WORKING DATA:

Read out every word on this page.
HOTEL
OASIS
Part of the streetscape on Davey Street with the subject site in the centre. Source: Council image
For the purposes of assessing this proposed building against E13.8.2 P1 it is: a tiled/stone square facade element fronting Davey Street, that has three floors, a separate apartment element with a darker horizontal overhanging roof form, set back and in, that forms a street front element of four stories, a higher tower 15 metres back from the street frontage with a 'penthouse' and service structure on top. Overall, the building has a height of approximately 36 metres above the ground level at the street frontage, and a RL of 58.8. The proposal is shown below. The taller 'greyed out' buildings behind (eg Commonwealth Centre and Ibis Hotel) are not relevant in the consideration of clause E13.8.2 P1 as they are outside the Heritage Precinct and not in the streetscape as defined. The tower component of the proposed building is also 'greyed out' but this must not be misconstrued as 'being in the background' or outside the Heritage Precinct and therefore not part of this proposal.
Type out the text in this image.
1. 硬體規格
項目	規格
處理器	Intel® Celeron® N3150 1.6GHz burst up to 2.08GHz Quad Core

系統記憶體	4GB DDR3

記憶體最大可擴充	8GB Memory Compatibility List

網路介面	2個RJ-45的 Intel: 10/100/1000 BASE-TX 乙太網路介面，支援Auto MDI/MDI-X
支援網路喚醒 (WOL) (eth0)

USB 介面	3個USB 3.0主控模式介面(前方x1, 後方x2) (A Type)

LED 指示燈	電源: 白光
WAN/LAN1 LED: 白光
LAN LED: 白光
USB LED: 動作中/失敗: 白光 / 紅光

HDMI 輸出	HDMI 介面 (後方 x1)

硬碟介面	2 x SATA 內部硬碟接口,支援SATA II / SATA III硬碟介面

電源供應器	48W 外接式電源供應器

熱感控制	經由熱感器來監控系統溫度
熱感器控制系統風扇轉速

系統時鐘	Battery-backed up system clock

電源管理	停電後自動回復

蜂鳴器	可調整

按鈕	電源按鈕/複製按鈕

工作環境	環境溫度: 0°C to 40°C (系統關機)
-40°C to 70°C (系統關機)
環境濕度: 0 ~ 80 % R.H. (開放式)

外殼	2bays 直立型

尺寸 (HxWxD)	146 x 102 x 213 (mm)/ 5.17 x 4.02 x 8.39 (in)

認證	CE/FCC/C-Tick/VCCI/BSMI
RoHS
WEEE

EXERCISE TASK: Write every record out again, unaltered.

ANSWER:
Read out every word on this page.
HOTEL
OASIS
Part of the streetscape on Davey Street with the subject site in the centre. Source: Council image
For the purposes of assessing this proposed building against E13.8.2 P1 it is: a tiled/stone square facade element fronting Davey Street, that has three floors, a separate apartment element with a darker horizontal overhanging roof form, set back and in, that forms a street front element of four stories, a higher tower 15 metres back from the street frontage with a 'penthouse' and service structure on top. Overall, the building has a height of approximately 36 metres above the ground level at the street frontage, and a RL of 58.8. The proposal is shown below. The taller 'greyed out' buildings behind (eg Commonwealth Centre and Ibis Hotel) are not relevant in the consideration of clause E13.8.2 P1 as they are outside the Heritage Precinct and not in the streetscape as defined. The tower component of the proposed building is also 'greyed out' but this must not be misconstrued as 'being in the background' or outside the Heritage Precinct and therefore not part of this proposal.
Type out the text in this image.
1. 硬體規格
項目	規格
處理器	Intel® Celeron® N3150 1.6GHz burst up to 2.08GHz Quad Core

系統記憶體	4GB DDR3

記憶體最大可擴充	8GB Memory Compatibility List

網路介面	2個RJ-45的 Intel: 10/100/1000 BASE-TX 乙太網路介面，支援Auto MDI/MDI-X
支援網路喚醒 (WOL) (eth0)

USB 介面	3個USB 3.0主控模式介面(前方x1, 後方x2) (A Type)

LED 指示燈	電源: 白光
WAN/LAN1 LED: 白光
LAN LED: 白光
USB LED: 動作中/失敗: 白光 / 紅光

HDMI 輸出	HDMI 介面 (後方 x1)

硬碟介面	2 x SATA 內部硬碟接口,支援SATA II / SATA III硬碟介面

電源供應器	48W 外接式電源供應器

熱感控制	經由熱感器來監控系統溫度
熱感器控制系統風扇轉速

系統時鐘	Battery-backed up system clock

電源管理	停電後自動回復

蜂鳴器	可調整

按鈕	電源按鈕/複製按鈕

工作環境	環境溫度: 0°C to 40°C (系統關機)
-40°C to 70°C (系統關機)
環境濕度: 0 ~ 80 % R.H. (開放式)

外殼	2bays 直立型

尺寸 (HxWxD)	146 x 102 x 213 (mm)/ 5.17 x 4.02 x 8.39 (in)

認證	CE/FCC/C-Tick/VCCI/BSMI
RoHS
WEEE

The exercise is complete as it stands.